• TASK OBJECTIVE:
Show, in full, each line of the data that contains "swatch".

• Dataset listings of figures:
☆ ☆ ☆ ☆ ☆
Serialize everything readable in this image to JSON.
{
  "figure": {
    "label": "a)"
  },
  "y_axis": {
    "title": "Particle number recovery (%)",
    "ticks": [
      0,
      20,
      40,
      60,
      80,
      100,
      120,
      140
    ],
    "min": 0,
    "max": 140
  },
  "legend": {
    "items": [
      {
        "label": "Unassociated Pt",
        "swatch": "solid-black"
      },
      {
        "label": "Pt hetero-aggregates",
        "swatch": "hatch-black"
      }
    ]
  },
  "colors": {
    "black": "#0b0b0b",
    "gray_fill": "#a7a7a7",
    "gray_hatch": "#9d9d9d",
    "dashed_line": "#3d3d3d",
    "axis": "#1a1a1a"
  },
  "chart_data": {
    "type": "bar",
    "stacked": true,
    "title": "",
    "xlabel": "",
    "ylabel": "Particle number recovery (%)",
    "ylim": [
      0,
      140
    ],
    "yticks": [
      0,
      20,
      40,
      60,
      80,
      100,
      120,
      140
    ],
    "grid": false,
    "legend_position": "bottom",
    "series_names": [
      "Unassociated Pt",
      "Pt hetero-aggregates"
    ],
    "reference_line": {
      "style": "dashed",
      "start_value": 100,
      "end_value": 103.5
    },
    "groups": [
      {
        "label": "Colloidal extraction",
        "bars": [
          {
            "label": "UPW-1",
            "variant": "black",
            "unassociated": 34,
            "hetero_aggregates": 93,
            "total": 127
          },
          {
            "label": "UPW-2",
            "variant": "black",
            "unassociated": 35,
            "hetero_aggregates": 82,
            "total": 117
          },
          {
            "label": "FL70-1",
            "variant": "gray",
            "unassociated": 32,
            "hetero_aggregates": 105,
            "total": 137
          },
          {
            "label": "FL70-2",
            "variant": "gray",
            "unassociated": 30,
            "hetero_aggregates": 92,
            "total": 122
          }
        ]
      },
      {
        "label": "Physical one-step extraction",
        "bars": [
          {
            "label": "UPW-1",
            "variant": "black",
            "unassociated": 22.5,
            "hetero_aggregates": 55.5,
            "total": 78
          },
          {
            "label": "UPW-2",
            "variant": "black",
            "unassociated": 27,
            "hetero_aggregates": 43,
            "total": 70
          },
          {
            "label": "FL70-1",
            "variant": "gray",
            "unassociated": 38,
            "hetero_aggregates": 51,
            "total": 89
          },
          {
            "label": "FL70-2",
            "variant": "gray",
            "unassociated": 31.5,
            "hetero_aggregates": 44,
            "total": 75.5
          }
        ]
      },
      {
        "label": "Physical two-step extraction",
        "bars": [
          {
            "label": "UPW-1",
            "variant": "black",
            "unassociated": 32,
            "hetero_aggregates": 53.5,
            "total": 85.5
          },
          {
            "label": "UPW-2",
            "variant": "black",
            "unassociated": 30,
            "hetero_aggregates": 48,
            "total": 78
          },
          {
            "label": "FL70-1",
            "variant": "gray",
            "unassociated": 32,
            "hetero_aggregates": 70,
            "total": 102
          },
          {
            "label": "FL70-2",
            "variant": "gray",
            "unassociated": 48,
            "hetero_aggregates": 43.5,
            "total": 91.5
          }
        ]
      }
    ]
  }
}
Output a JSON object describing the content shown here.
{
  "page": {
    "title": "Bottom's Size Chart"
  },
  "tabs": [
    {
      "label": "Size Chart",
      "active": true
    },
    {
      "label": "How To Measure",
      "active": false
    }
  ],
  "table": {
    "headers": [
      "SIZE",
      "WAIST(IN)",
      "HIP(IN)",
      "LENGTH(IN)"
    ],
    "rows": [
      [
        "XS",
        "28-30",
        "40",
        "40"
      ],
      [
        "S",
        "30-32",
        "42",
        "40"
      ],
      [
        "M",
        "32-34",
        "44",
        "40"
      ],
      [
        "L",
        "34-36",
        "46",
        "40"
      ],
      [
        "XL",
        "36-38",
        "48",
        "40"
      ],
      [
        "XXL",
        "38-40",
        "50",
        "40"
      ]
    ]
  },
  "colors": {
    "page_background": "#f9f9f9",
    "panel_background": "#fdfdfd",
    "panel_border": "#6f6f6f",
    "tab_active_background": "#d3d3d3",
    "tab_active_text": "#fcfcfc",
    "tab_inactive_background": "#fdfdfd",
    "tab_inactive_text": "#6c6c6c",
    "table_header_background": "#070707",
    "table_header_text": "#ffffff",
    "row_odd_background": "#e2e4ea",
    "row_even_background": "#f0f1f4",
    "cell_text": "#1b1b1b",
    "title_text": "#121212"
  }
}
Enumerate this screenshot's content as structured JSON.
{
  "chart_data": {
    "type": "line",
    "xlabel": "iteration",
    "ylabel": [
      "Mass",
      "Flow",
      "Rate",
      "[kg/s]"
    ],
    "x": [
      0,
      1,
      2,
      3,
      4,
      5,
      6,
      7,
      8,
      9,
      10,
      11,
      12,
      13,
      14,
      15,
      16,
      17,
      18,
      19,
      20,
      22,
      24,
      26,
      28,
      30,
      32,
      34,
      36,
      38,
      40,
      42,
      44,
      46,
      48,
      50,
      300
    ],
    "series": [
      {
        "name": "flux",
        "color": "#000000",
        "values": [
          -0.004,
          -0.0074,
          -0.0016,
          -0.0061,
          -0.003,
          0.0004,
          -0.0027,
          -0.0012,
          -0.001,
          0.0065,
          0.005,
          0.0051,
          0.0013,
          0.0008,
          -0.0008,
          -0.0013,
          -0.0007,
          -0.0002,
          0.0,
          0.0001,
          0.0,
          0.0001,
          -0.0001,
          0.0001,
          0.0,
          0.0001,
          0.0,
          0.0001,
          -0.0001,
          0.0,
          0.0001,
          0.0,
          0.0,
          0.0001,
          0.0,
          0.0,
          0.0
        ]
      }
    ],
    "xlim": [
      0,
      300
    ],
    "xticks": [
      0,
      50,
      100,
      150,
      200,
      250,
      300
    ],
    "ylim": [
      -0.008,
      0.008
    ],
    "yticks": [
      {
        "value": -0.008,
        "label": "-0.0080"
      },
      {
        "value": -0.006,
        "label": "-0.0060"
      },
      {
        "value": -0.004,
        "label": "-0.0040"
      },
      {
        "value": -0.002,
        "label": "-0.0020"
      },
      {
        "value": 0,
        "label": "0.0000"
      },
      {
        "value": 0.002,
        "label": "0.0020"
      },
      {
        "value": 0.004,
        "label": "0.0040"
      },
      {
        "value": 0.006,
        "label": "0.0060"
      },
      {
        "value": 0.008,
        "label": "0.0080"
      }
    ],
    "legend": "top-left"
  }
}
☆ ☆ ☆ ☆ ☆
• SOLUTION TO THIS EXERCISE:
        "swatch": "solid-black"
        "swatch": "hatch-black"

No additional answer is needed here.